→ **Problem details**: Output the data word for word, dropping every image.

→ **Data entries**:
>> START
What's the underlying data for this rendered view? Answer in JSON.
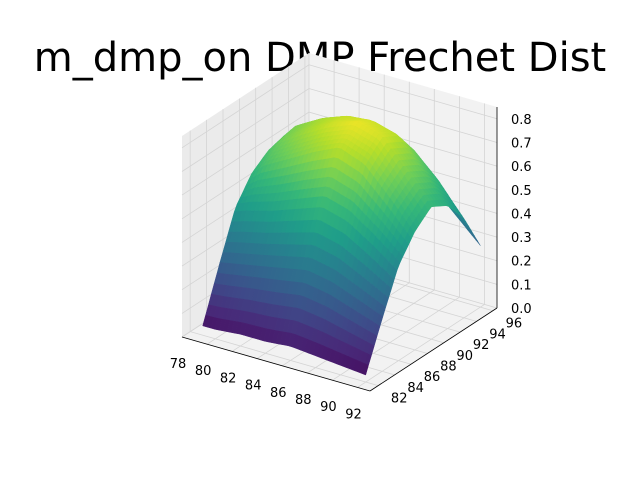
{
  "chart_data": {
    "type": "surface3d",
    "title": "m_dmp_on DMP Frechet Dist",
    "xlabel": "",
    "ylabel": "",
    "zlabel": "",
    "x": [
      79,
      80,
      82,
      84,
      86,
      88,
      90,
      92
    ],
    "y": [
      82,
      84,
      86,
      88,
      90,
      92,
      94,
      96
    ],
    "z": [
      [
        0.04,
        0.04,
        0.05,
        0.05,
        0.06,
        0.05,
        0.04,
        0.03
      ],
      [
        0.25,
        0.26,
        0.28,
        0.3,
        0.32,
        0.3,
        0.26,
        0.22
      ],
      [
        0.45,
        0.47,
        0.5,
        0.54,
        0.58,
        0.55,
        0.48,
        0.4
      ],
      [
        0.55,
        0.6,
        0.66,
        0.72,
        0.77,
        0.73,
        0.62,
        0.5
      ],
      [
        0.6,
        0.66,
        0.73,
        0.79,
        0.83,
        0.8,
        0.68,
        0.56
      ],
      [
        0.62,
        0.68,
        0.74,
        0.78,
        0.79,
        0.76,
        0.64,
        0.52
      ],
      [
        0.55,
        0.6,
        0.66,
        0.69,
        0.68,
        0.65,
        0.55,
        0.42
      ],
      [
        0.42,
        0.46,
        0.5,
        0.52,
        0.5,
        0.46,
        0.36,
        0.26
      ]
    ],
    "xlim": [
      78,
      93
    ],
    "ylim": [
      81,
      96.5
    ],
    "zlim": [
      0.0,
      0.85
    ],
    "xticks": [
      "78",
      "80",
      "82",
      "84",
      "86",
      "88",
      "90",
      "92"
    ],
    "yticks": [
      "82",
      "84",
      "86",
      "88",
      "90",
      "92",
      "94",
      "96"
    ],
    "zticks": [
      "0.0",
      "0.1",
      "0.2",
      "0.3",
      "0.4",
      "0.5",
      "0.6",
      "0.7",
      "0.8"
    ],
    "colormap": "viridis",
    "grid": true
  }
}
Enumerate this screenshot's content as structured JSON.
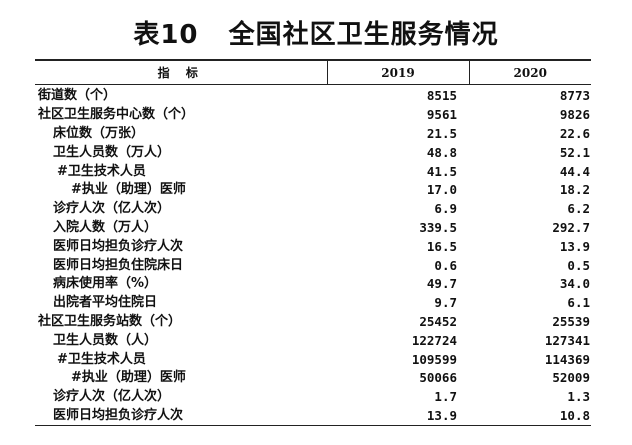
{
  "title": "表10   全国社区卫生服务情况",
  "table": {
    "header": {
      "indicator": "指 标",
      "year1": "2019",
      "year2": "2020"
    },
    "rows": [
      {
        "label": "街道数（个）",
        "v2019": "8515",
        "v2020": "8773",
        "indent": 0
      },
      {
        "label": "社区卫生服务中心数（个）",
        "v2019": "9561",
        "v2020": "9826",
        "indent": 0
      },
      {
        "label": "床位数（万张）",
        "v2019": "21.5",
        "v2020": "22.6",
        "indent": 1
      },
      {
        "label": "卫生人员数（万人）",
        "v2019": "48.8",
        "v2020": "52.1",
        "indent": 1
      },
      {
        "label": "#卫生技术人员",
        "v2019": "41.5",
        "v2020": "44.4",
        "indent": 2
      },
      {
        "label": "#执业（助理）医师",
        "v2019": "17.0",
        "v2020": "18.2",
        "indent": 3
      },
      {
        "label": "诊疗人次（亿人次）",
        "v2019": "6.9",
        "v2020": "6.2",
        "indent": 1
      },
      {
        "label": "入院人数（万人）",
        "v2019": "339.5",
        "v2020": "292.7",
        "indent": 1
      },
      {
        "label": "医师日均担负诊疗人次",
        "v2019": "16.5",
        "v2020": "13.9",
        "indent": 1
      },
      {
        "label": "医师日均担负住院床日",
        "v2019": "0.6",
        "v2020": "0.5",
        "indent": 1
      },
      {
        "label": "病床使用率（%）",
        "v2019": "49.7",
        "v2020": "34.0",
        "indent": 1
      },
      {
        "label": "出院者平均住院日",
        "v2019": "9.7",
        "v2020": "6.1",
        "indent": 1
      },
      {
        "label": "社区卫生服务站数（个）",
        "v2019": "25452",
        "v2020": "25539",
        "indent": 0
      },
      {
        "label": "卫生人员数（人）",
        "v2019": "122724",
        "v2020": "127341",
        "indent": 1
      },
      {
        "label": "#卫生技术人员",
        "v2019": "109599",
        "v2020": "114369",
        "indent": 2
      },
      {
        "label": "#执业（助理）医师",
        "v2019": "50066",
        "v2020": "52009",
        "indent": 3
      },
      {
        "label": "诊疗人次（亿人次）",
        "v2019": "1.7",
        "v2020": "1.3",
        "indent": 1
      },
      {
        "label": "医师日均担负诊疗人次",
        "v2019": "13.9",
        "v2020": "10.8",
        "indent": 1
      }
    ]
  }
}
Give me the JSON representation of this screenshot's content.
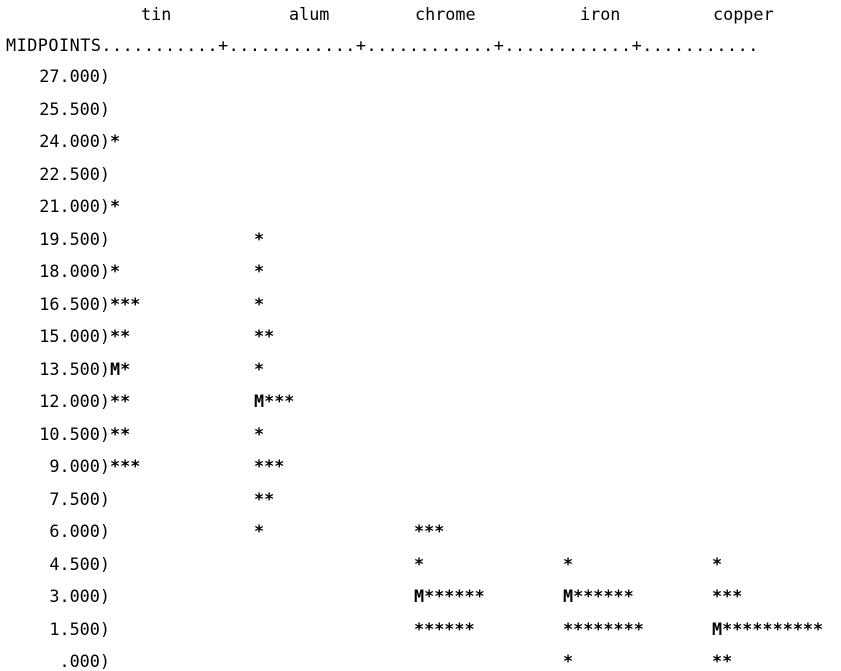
{
  "chart_data": {
    "type": "bar",
    "orientation": "horizontal",
    "title": "",
    "ylabel": "MIDPOINTS",
    "axis_line": "MIDPOINTS...........+............+............+............+...........",
    "series": [
      {
        "name": "tin",
        "bars": [
          "",
          "",
          "*",
          "",
          "*",
          "",
          "*",
          "***",
          "**",
          "M*",
          "**",
          "**",
          "***",
          "",
          "",
          "",
          "",
          "",
          ""
        ],
        "counts": [
          0,
          0,
          1,
          0,
          1,
          0,
          1,
          3,
          2,
          1,
          2,
          2,
          3,
          0,
          0,
          0,
          0,
          0,
          0
        ],
        "median_midpoint": 13.5
      },
      {
        "name": "alum",
        "bars": [
          "",
          "",
          "",
          "",
          "",
          "*",
          "*",
          "*",
          "**",
          "*",
          "M***",
          "*",
          "***",
          "**",
          "*",
          "",
          "",
          "",
          ""
        ],
        "counts": [
          0,
          0,
          0,
          0,
          0,
          1,
          1,
          1,
          2,
          1,
          3,
          1,
          3,
          2,
          1,
          0,
          0,
          0,
          0
        ],
        "median_midpoint": 12.0
      },
      {
        "name": "chrome",
        "bars": [
          "",
          "",
          "",
          "",
          "",
          "",
          "",
          "",
          "",
          "",
          "",
          "",
          "",
          "",
          "***",
          "*",
          "M******",
          "******",
          ""
        ],
        "counts": [
          0,
          0,
          0,
          0,
          0,
          0,
          0,
          0,
          0,
          0,
          0,
          0,
          0,
          0,
          3,
          1,
          6,
          6,
          0
        ],
        "median_midpoint": 3.0
      },
      {
        "name": "iron",
        "bars": [
          "",
          "",
          "",
          "",
          "",
          "",
          "",
          "",
          "",
          "",
          "",
          "",
          "",
          "",
          "",
          "*",
          "M******",
          "********",
          "*"
        ],
        "counts": [
          0,
          0,
          0,
          0,
          0,
          0,
          0,
          0,
          0,
          0,
          0,
          0,
          0,
          0,
          0,
          1,
          6,
          8,
          1
        ],
        "median_midpoint": 3.0
      },
      {
        "name": "copper",
        "bars": [
          "",
          "",
          "",
          "",
          "",
          "",
          "",
          "",
          "",
          "",
          "",
          "",
          "",
          "",
          "",
          "*",
          "***",
          "M**********",
          "**"
        ],
        "counts": [
          0,
          0,
          0,
          0,
          0,
          0,
          0,
          0,
          0,
          0,
          0,
          0,
          0,
          0,
          0,
          1,
          3,
          10,
          2
        ],
        "median_midpoint": 1.5
      }
    ],
    "midpoints": [
      "27.000)",
      "25.500)",
      "24.000)",
      "22.500)",
      "21.000)",
      "19.500)",
      "18.000)",
      "16.500)",
      "15.000)",
      "13.500)",
      "12.000)",
      "10.500)",
      " 9.000)",
      " 7.500)",
      " 6.000)",
      " 4.500)",
      " 3.000)",
      " 1.500)",
      "  .000)"
    ],
    "midpoint_values": [
      27.0,
      25.5,
      24.0,
      22.5,
      21.0,
      19.5,
      18.0,
      16.5,
      15.0,
      13.5,
      12.0,
      10.5,
      9.0,
      7.5,
      6.0,
      4.5,
      3.0,
      1.5,
      0.0
    ],
    "grid": false,
    "legend": "none"
  }
}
>> END
→ **Response to this task**:
What's the underlying data for this rendered view? Answer in JSON.
{
  "chart_data": {
    "type": "surface3d",
    "title": "m_dmp_on DMP Frechet Dist",
    "xlabel": "",
    "ylabel": "",
    "zlabel": "",
    "x": [
      79,
      80,
      82,
      84,
      86,
      88,
      90,
      92
    ],
    "y": [
      82,
      84,
      86,
      88,
      90,
      92,
      94,
      96
    ],
    "z": [
      [
        0.04,
        0.04,
        0.05,
        0.05,
        0.06,
        0.05,
        0.04,
        0.03
      ],
      [
        0.25,
        0.26,
        0.28,
        0.3,
        0.32,
        0.3,
        0.26,
        0.22
      ],
      [
        0.45,
        0.47,
        0.5,
        0.54,
        0.58,
        0.55,
        0.48,
        0.4
      ],
      [
        0.55,
        0.6,
        0.66,
        0.72,
        0.77,
        0.73,
        0.62,
        0.5
      ],
      [
        0.6,
        0.66,
        0.73,
        0.79,
        0.83,
        0.8,
        0.68,
        0.56
      ],
      [
        0.62,
        0.68,
        0.74,
        0.78,
        0.79,
        0.76,
        0.64,
        0.52
      ],
      [
        0.55,
        0.6,
        0.66,
        0.69,
        0.68,
        0.65,
        0.55,
        0.42
      ],
      [
        0.42,
        0.46,
        0.5,
        0.52,
        0.5,
        0.46,
        0.36,
        0.26
      ]
    ],
    "xlim": [
      78,
      93
    ],
    "ylim": [
      81,
      96.5
    ],
    "zlim": [
      0.0,
      0.85
    ],
    "xticks": [
      "78",
      "80",
      "82",
      "84",
      "86",
      "88",
      "90",
      "92"
    ],
    "yticks": [
      "82",
      "84",
      "86",
      "88",
      "90",
      "92",
      "94",
      "96"
    ],
    "zticks": [
      "0.0",
      "0.1",
      "0.2",
      "0.3",
      "0.4",
      "0.5",
      "0.6",
      "0.7",
      "0.8"
    ],
    "colormap": "viridis",
    "grid": true
  }
}
Enumerate this screenshot's content as structured JSON.
{
  "title": "表10   全国社区卫生服务情况",
  "table": {
    "header": {
      "indicator": "指 标",
      "year1": "2019",
      "year2": "2020"
    },
    "rows": [
      {
        "label": "街道数（个）",
        "v2019": "8515",
        "v2020": "8773",
        "indent": 0
      },
      {
        "label": "社区卫生服务中心数（个）",
        "v2019": "9561",
        "v2020": "9826",
        "indent": 0
      },
      {
        "label": "床位数（万张）",
        "v2019": "21.5",
        "v2020": "22.6",
        "indent": 1
      },
      {
        "label": "卫生人员数（万人）",
        "v2019": "48.8",
        "v2020": "52.1",
        "indent": 1
      },
      {
        "label": "#卫生技术人员",
        "v2019": "41.5",
        "v2020": "44.4",
        "indent": 2
      },
      {
        "label": "#执业（助理）医师",
        "v2019": "17.0",
        "v2020": "18.2",
        "indent": 3
      },
      {
        "label": "诊疗人次（亿人次）",
        "v2019": "6.9",
        "v2020": "6.2",
        "indent": 1
      },
      {
        "label": "入院人数（万人）",
        "v2019": "339.5",
        "v2020": "292.7",
        "indent": 1
      },
      {
        "label": "医师日均担负诊疗人次",
        "v2019": "16.5",
        "v2020": "13.9",
        "indent": 1
      },
      {
        "label": "医师日均担负住院床日",
        "v2019": "0.6",
        "v2020": "0.5",
        "indent": 1
      },
      {
        "label": "病床使用率（%）",
        "v2019": "49.7",
        "v2020": "34.0",
        "indent": 1
      },
      {
        "label": "出院者平均住院日",
        "v2019": "9.7",
        "v2020": "6.1",
        "indent": 1
      },
      {
        "label": "社区卫生服务站数（个）",
        "v2019": "25452",
        "v2020": "25539",
        "indent": 0
      },
      {
        "label": "卫生人员数（人）",
        "v2019": "122724",
        "v2020": "127341",
        "indent": 1
      },
      {
        "label": "#卫生技术人员",
        "v2019": "109599",
        "v2020": "114369",
        "indent": 2
      },
      {
        "label": "#执业（助理）医师",
        "v2019": "50066",
        "v2020": "52009",
        "indent": 3
      },
      {
        "label": "诊疗人次（亿人次）",
        "v2019": "1.7",
        "v2020": "1.3",
        "indent": 1
      },
      {
        "label": "医师日均担负诊疗人次",
        "v2019": "13.9",
        "v2020": "10.8",
        "indent": 1
      }
    ]
  }
}
Give me the JSON representation of this screenshot's content.
{
  "chart_data": {
    "type": "bar",
    "orientation": "horizontal",
    "title": "",
    "ylabel": "MIDPOINTS",
    "axis_line": "MIDPOINTS...........+............+............+............+...........",
    "series": [
      {
        "name": "tin",
        "bars": [
          "",
          "",
          "*",
          "",
          "*",
          "",
          "*",
          "***",
          "**",
          "M*",
          "**",
          "**",
          "***",
          "",
          "",
          "",
          "",
          "",
          ""
        ],
        "counts": [
          0,
          0,
          1,
          0,
          1,
          0,
          1,
          3,
          2,
          1,
          2,
          2,
          3,
          0,
          0,
          0,
          0,
          0,
          0
        ],
        "median_midpoint": 13.5
      },
      {
        "name": "alum",
        "bars": [
          "",
          "",
          "",
          "",
          "",
          "*",
          "*",
          "*",
          "**",
          "*",
          "M***",
          "*",
          "***",
          "**",
          "*",
          "",
          "",
          "",
          ""
        ],
        "counts": [
          0,
          0,
          0,
          0,
          0,
          1,
          1,
          1,
          2,
          1,
          3,
          1,
          3,
          2,
          1,
          0,
          0,
          0,
          0
        ],
        "median_midpoint": 12.0
      },
      {
        "name": "chrome",
        "bars": [
          "",
          "",
          "",
          "",
          "",
          "",
          "",
          "",
          "",
          "",
          "",
          "",
          "",
          "",
          "***",
          "*",
          "M******",
          "******",
          ""
        ],
        "counts": [
          0,
          0,
          0,
          0,
          0,
          0,
          0,
          0,
          0,
          0,
          0,
          0,
          0,
          0,
          3,
          1,
          6,
          6,
          0
        ],
        "median_midpoint": 3.0
      },
      {
        "name": "iron",
        "bars": [
          "",
          "",
          "",
          "",
          "",
          "",
          "",
          "",
          "",
          "",
          "",
          "",
          "",
          "",
          "",
          "*",
          "M******",
          "********",
          "*"
        ],
        "counts": [
          0,
          0,
          0,
          0,
          0,
          0,
          0,
          0,
          0,
          0,
          0,
          0,
          0,
          0,
          0,
          1,
          6,
          8,
          1
        ],
        "median_midpoint": 3.0
      },
      {
        "name": "copper",
        "bars": [
          "",
          "",
          "",
          "",
          "",
          "",
          "",
          "",
          "",
          "",
          "",
          "",
          "",
          "",
          "",
          "*",
          "***",
          "M**********",
          "**"
        ],
        "counts": [
          0,
          0,
          0,
          0,
          0,
          0,
          0,
          0,
          0,
          0,
          0,
          0,
          0,
          0,
          0,
          1,
          3,
          10,
          2
        ],
        "median_midpoint": 1.5
      }
    ],
    "midpoints": [
      "27.000)",
      "25.500)",
      "24.000)",
      "22.500)",
      "21.000)",
      "19.500)",
      "18.000)",
      "16.500)",
      "15.000)",
      "13.500)",
      "12.000)",
      "10.500)",
      " 9.000)",
      " 7.500)",
      " 6.000)",
      " 4.500)",
      " 3.000)",
      " 1.500)",
      "  .000)"
    ],
    "midpoint_values": [
      27.0,
      25.5,
      24.0,
      22.5,
      21.0,
      19.5,
      18.0,
      16.5,
      15.0,
      13.5,
      12.0,
      10.5,
      9.0,
      7.5,
      6.0,
      4.5,
      3.0,
      1.5,
      0.0
    ],
    "grid": false,
    "legend": "none"
  }
}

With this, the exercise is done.